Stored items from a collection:
═══

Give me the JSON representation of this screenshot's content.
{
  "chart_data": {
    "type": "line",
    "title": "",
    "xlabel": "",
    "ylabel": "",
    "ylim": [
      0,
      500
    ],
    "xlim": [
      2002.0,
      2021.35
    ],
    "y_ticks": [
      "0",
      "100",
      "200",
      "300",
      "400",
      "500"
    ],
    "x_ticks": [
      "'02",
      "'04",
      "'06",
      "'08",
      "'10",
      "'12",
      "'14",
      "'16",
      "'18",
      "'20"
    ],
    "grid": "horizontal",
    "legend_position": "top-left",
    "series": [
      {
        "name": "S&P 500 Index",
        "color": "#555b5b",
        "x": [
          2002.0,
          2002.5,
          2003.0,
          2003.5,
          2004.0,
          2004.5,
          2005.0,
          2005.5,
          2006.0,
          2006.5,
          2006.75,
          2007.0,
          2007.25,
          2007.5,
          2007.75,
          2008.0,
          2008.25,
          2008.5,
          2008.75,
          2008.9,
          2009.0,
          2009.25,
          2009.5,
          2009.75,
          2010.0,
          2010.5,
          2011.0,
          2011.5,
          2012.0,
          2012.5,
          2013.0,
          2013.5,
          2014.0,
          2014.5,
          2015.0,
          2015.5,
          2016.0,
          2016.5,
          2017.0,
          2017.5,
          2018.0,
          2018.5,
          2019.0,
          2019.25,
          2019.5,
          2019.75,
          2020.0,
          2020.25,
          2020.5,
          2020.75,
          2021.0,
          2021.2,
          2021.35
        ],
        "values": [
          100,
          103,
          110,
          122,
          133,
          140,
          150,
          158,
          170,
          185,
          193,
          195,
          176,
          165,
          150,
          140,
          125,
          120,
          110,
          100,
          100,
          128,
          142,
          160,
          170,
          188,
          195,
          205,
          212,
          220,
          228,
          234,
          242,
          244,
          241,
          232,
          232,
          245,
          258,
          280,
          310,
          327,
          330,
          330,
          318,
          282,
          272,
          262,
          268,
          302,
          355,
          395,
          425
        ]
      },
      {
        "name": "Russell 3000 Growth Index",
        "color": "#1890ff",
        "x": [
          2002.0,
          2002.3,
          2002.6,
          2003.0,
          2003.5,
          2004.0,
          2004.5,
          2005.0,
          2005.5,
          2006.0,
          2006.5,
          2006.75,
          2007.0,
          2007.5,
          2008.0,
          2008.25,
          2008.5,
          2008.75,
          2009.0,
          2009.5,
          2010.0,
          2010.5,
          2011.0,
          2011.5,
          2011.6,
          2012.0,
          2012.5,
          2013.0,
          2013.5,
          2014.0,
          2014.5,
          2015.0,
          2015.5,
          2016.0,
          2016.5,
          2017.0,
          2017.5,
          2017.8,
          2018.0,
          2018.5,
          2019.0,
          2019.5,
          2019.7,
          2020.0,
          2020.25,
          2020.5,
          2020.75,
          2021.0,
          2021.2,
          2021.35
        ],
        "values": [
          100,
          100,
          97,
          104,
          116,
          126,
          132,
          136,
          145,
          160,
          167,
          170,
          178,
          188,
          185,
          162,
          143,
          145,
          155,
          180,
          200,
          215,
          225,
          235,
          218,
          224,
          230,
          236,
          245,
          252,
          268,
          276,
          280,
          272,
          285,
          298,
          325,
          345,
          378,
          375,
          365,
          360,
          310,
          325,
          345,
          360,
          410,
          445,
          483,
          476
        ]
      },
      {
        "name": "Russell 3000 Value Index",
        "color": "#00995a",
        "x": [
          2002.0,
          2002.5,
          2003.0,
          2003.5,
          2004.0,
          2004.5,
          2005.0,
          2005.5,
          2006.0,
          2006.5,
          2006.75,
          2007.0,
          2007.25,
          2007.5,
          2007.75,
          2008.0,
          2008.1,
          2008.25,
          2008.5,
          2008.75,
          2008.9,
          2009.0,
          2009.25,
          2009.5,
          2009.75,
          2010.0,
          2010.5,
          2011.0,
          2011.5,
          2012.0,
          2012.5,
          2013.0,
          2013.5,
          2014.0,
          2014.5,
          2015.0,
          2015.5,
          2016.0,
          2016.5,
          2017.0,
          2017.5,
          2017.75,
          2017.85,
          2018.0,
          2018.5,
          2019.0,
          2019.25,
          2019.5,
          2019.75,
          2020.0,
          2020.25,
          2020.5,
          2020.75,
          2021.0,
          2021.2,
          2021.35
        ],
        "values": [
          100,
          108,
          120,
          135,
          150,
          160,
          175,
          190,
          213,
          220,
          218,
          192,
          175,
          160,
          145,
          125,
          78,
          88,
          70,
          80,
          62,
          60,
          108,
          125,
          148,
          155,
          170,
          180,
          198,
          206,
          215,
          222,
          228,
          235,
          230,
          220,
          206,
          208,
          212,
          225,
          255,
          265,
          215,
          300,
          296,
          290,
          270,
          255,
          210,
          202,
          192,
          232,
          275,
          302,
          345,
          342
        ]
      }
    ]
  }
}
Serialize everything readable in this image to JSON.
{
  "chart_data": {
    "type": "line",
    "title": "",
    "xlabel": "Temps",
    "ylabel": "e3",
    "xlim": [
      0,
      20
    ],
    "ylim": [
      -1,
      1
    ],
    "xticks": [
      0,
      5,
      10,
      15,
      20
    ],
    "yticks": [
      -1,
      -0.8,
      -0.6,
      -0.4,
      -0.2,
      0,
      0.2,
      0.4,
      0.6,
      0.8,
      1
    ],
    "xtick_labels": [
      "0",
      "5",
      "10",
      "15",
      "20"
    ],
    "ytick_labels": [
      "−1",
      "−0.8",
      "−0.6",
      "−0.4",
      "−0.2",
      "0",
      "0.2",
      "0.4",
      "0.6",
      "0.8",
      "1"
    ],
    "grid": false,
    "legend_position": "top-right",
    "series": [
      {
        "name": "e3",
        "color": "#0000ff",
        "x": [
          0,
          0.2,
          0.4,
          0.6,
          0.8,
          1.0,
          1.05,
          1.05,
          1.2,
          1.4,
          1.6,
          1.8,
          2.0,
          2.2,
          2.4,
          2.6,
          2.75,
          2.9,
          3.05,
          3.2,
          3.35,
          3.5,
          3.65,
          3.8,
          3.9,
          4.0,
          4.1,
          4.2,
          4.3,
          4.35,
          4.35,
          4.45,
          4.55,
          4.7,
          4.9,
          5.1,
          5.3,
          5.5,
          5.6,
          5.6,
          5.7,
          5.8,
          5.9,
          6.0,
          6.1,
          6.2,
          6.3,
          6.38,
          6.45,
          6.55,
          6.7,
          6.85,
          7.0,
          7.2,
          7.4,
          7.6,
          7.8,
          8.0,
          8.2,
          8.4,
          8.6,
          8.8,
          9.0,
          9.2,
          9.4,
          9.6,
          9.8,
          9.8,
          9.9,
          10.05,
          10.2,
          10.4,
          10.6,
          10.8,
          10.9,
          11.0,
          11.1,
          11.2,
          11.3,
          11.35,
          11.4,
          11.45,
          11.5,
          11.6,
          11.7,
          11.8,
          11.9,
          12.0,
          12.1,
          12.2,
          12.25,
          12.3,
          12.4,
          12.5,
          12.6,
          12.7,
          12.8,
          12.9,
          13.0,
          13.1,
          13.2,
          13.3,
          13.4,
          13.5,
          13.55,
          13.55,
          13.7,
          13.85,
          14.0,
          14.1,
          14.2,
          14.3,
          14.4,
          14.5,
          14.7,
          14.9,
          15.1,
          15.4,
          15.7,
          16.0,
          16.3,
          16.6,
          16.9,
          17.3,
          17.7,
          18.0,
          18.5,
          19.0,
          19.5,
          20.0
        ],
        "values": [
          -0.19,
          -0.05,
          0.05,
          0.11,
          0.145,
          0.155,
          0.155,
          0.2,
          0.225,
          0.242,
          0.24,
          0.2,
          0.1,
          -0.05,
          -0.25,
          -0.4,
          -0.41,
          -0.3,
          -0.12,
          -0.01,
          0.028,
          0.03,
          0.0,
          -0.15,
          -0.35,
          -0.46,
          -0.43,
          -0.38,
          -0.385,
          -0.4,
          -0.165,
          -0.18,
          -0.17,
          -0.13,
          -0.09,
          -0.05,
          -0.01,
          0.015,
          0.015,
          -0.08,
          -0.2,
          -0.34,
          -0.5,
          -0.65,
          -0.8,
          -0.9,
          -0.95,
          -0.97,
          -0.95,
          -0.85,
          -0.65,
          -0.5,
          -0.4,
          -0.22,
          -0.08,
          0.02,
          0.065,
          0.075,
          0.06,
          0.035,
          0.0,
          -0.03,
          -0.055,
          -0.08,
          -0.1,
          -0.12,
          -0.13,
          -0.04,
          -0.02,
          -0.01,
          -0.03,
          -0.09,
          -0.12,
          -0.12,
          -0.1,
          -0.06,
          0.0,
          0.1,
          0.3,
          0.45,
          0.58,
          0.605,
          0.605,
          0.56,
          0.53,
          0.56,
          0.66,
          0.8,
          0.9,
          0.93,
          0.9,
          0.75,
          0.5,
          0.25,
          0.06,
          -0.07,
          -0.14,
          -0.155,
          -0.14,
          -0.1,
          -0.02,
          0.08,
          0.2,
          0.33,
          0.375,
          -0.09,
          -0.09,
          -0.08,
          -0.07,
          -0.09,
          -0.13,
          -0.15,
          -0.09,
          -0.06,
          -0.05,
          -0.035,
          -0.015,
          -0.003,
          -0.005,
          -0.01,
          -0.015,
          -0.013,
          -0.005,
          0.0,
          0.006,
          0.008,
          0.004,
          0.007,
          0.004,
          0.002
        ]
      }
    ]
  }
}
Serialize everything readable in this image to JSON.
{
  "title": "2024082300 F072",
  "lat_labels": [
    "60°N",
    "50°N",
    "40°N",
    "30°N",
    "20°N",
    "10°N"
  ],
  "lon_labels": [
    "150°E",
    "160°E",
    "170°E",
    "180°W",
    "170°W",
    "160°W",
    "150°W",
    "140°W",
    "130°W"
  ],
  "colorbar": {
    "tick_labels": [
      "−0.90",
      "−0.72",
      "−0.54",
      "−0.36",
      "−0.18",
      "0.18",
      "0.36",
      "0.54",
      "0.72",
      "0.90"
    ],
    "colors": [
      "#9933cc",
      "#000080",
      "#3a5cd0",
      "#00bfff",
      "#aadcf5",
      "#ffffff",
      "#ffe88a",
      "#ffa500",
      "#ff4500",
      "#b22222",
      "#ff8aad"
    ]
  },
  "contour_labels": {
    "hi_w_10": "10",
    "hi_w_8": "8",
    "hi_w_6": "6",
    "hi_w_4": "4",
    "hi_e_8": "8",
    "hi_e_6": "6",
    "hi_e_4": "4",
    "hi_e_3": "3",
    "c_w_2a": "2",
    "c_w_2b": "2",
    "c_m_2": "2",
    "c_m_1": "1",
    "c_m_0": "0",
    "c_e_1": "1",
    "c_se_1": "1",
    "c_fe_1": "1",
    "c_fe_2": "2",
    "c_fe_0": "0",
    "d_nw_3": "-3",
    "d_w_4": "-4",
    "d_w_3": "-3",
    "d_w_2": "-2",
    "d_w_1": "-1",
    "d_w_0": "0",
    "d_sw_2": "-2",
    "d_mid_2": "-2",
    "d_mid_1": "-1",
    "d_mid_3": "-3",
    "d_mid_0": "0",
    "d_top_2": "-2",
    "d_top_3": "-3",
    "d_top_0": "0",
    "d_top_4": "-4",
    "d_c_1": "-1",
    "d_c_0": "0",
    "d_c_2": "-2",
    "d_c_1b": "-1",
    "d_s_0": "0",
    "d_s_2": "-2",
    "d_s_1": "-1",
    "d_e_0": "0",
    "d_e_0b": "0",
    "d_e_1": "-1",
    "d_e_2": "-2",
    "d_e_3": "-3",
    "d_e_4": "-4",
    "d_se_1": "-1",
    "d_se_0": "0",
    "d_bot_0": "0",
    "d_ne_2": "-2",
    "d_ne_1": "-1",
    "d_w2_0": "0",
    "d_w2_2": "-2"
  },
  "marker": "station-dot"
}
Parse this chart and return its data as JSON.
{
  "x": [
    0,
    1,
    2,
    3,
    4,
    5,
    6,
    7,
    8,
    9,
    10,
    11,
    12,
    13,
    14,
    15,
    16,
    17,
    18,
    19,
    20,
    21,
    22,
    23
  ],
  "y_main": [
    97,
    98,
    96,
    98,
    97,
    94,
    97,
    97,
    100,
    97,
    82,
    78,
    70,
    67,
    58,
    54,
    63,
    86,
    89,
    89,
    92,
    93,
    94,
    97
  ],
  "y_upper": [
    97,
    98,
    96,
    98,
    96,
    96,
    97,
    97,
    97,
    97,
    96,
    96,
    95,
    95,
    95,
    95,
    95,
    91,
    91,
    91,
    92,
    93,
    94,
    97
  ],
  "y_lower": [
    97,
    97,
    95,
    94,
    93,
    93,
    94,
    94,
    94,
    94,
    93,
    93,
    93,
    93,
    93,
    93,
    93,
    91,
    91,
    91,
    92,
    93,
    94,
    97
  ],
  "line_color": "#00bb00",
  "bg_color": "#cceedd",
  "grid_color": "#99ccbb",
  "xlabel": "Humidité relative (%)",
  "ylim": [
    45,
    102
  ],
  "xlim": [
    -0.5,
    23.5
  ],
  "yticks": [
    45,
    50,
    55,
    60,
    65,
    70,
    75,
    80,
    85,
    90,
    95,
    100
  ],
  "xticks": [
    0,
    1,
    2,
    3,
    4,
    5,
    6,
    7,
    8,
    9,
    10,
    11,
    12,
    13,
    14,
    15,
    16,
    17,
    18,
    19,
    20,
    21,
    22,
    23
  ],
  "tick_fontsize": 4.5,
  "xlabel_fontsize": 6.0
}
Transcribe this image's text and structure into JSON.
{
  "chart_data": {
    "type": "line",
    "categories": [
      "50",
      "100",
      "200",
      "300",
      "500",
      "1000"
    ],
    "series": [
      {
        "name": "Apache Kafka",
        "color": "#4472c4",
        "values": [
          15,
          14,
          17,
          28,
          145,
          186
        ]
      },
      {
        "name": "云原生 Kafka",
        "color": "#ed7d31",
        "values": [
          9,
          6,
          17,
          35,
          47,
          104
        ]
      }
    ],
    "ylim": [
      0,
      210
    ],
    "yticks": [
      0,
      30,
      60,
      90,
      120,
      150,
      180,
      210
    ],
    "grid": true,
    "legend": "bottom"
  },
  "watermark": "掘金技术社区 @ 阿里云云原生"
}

═══

# GOAL
Every line in the data that holds "name" should be copied out.

# SOLUTION FOR THIS TASK
        "name": "S&P 500 Index",
        "name": "Russell 3000 Growth Index",
        "name": "Russell 3000 Value Index",
        "name": "e3",
        "name": "Apache Kafka",
        "name": "云原生 Kafka",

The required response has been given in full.